Hi all,

As a user who tried to be an early adopter of Hadrian, I can attest to
Andrey's remarks about GHC progress sometimes (frequently?) breaking
Hadrian.

Ben, Andrey - how about this strawman proposal:

we merge Hadrian into GHC *now*, not because ./validate with Hadrian
works (it doesn't yet), but because the build of GHC succeeds with
Hadrian. The resulting compiler might well be garbage. But that's fine
- we can iterate in the official ghc repo, all the while knowing that
CI has our back if ever some change makes Hadrian no longer even build
a compiler. Once ./validate passes with Hadrian, the guarantee that CI
gives will become stronger still: we'll know if any change would make
the Hadrian-produced compiler garbage again.

Maybe that does sound totally bonkers to you? :) Maybe it's radical,
but sounds to me like the best way to get the benefit *now* of
ensuring Make and Hadrian move forward in lock step thanks to CI.

The above all assumes that we're committed to Hadrian being the future
of GHC's build system. But I take it that's a given by now.

Best,

Mathieu


On 19 October 2017 at 19:05, Andrey Mokhov
<andrey.mok...@newcastle.ac.uk> wrote:
> Hi Ben, Manuel and all,
>
> Ben has already covered most questions in his answer, but let me add a couple 
> of comments.
>
>> So, Mathieu had the clever idea that having the two build system in
>> GHC side-by-side and then build in CI both ways might be a good way of
>> making sure that keep constant tabs on Hadian and get a clear (and
>> continuous picture) of where it is and what is missing.
>
> It would be great to build every GHC commit both by Make and Hadrian. Not 
> only this would allow to monitor the readiness of Hadrian, it would also make 
> it easier for us to catch up with changes in GHC and the Make build system.

ENTRIES SUPPLIED:

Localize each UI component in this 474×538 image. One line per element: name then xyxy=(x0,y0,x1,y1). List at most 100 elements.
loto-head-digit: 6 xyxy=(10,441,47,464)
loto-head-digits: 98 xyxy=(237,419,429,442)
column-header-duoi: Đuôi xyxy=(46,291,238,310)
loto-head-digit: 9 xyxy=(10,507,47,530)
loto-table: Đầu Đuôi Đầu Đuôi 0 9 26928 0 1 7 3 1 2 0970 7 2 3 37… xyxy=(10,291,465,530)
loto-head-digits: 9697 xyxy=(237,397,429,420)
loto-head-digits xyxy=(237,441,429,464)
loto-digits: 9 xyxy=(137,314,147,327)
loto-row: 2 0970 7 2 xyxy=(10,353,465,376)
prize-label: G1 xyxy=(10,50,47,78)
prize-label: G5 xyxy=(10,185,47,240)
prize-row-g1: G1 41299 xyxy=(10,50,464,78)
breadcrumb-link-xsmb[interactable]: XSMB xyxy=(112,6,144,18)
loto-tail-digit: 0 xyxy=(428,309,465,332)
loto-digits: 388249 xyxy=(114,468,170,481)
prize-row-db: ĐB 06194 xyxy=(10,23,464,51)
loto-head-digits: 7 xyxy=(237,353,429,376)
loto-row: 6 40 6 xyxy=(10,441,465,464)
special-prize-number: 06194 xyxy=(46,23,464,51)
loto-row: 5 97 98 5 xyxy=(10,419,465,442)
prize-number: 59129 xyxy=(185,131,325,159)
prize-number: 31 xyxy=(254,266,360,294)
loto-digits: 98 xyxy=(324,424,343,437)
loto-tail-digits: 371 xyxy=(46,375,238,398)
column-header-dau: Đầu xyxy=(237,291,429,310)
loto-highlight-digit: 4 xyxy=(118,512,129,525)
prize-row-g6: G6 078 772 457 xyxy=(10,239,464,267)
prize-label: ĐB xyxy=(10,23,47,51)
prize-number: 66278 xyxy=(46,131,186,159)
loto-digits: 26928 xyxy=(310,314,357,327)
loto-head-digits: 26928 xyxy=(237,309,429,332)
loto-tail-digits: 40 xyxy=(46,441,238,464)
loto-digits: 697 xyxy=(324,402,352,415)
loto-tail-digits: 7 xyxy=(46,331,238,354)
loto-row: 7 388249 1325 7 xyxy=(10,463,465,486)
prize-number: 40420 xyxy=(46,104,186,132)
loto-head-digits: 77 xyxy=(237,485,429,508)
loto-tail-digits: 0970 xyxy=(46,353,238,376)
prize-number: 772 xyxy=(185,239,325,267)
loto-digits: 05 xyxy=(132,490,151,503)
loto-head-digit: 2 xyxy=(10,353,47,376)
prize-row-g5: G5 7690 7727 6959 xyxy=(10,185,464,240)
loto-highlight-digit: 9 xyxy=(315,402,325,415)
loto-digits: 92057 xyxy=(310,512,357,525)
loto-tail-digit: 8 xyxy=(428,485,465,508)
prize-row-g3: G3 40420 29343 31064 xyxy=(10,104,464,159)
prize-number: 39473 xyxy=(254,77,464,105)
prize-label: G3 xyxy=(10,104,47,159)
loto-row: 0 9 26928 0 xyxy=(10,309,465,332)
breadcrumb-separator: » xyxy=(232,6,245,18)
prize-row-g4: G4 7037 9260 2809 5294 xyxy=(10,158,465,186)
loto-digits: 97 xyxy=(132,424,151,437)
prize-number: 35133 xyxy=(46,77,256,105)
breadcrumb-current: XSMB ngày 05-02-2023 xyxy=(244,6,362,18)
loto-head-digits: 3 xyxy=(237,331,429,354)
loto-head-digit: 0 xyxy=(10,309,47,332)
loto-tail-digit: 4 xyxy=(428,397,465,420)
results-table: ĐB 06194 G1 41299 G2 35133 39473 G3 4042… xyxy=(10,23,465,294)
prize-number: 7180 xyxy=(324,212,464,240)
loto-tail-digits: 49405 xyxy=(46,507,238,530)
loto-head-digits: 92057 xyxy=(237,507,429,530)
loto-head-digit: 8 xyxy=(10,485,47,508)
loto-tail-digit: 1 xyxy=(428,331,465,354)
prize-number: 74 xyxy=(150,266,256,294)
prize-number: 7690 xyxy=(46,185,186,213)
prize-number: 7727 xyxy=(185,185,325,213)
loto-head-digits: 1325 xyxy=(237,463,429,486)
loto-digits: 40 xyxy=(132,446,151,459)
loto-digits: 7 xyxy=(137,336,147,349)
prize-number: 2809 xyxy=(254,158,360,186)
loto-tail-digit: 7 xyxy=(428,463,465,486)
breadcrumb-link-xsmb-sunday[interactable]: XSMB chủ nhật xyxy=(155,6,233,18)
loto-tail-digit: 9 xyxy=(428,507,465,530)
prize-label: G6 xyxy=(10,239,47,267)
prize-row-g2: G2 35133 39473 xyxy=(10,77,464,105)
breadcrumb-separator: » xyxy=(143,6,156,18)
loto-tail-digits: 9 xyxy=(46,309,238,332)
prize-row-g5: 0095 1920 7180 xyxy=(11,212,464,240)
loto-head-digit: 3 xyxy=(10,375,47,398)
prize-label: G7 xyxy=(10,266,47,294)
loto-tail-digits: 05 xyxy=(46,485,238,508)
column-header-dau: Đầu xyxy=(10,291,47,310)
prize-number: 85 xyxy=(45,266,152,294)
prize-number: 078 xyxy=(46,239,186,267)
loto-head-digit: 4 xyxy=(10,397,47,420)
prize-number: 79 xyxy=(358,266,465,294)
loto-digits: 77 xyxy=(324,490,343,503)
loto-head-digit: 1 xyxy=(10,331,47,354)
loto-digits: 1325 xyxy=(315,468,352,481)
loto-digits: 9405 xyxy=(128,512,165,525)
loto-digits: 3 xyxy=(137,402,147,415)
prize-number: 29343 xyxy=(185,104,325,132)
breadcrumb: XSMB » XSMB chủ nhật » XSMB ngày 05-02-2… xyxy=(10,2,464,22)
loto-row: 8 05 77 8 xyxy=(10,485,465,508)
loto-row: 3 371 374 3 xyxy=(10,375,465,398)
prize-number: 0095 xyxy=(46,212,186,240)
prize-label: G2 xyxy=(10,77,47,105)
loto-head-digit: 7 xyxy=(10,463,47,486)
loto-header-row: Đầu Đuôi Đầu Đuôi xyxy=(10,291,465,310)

SET EXERCISE 1:
Write out the passage of the Hadrian email between "we merge Hadrian" and "thanks to CI.", inclusive.
SET EXERCISE 2:
Extend the email about merging Hadrian into GHC, picking up right after its last line.

OUTPUT 1:
we merge Hadrian into GHC *now*, not because ./validate with Hadrian
works (it doesn't yet), but because the build of GHC succeeds with
Hadrian. The resulting compiler might well be garbage. But that's fine
- we can iterate in the official ghc repo, all the while knowing that
CI has our back if ever some change makes Hadrian no longer even build
a compiler. Once ./validate passes with Hadrian, the guarantee that CI
gives will become stronger still: we'll know if any change would make
the Hadrian-produced compiler garbage again.

Maybe that does sound totally bonkers to you? :) Maybe it's radical,
but sounds to me like the best way to get the benefit *now* of
ensuring Make and Hadrian move forward in lock step thanks to CI.

OUTPUT 2:
> At the moment, Hadrian is frequently broken by changes in GHC/Make and we 
> need to do detective work of figuring out which commit broke what and fix 
> Hadrian accordingly. These fixes are trivial in many cases (e.g. adding a new 
> flag to one of the builders) so GHC developers would probably be able to 
> easily mirror these changes in Hadrian if only their commits were marked as 
> Hadrian-breaking by the common CI.
>
>> In other words, why can’t we have Hadrian *today*?
>
> I'd say the biggest issue is #299 -- i.e. making sure that the GHC built by 
> Hadrian passes validation. At the moment we still have 100-200 unexpected 
> failures, most of which probably have to do with outdated command line flags 
> (GHC's build system continuously evolves and it wasn't possible to keep track 
> of all flag changes over time, so there are certainly some differences in 
> Hadrian that lead to validation failures). This is where help is currently 
> needed.
>
> Cheers,
> Andrey
>
> -----Original Message-----
> From: Ben Gamari [mailto:b...@well-typed.com]
> Sent: 19 October 2017 15:08
> To: Manuel M T Chakravarty <manuel.chakrava...@tweag.io>
> Cc: Mathieu Boespflug <m...@tweag.io>; Moritz Angermann 
> <moritz.angerm...@gmail.com>; Jonas Pfenniger Chevalier 
> <jonas.cheval...@tweag.io>; Andrey Mokhov <andrey.mok...@newcastle.ac.uk>
> Subject: Re: Hadrian
>
> CCing Andrey and Zhen, who are the principle authors of Hadrian.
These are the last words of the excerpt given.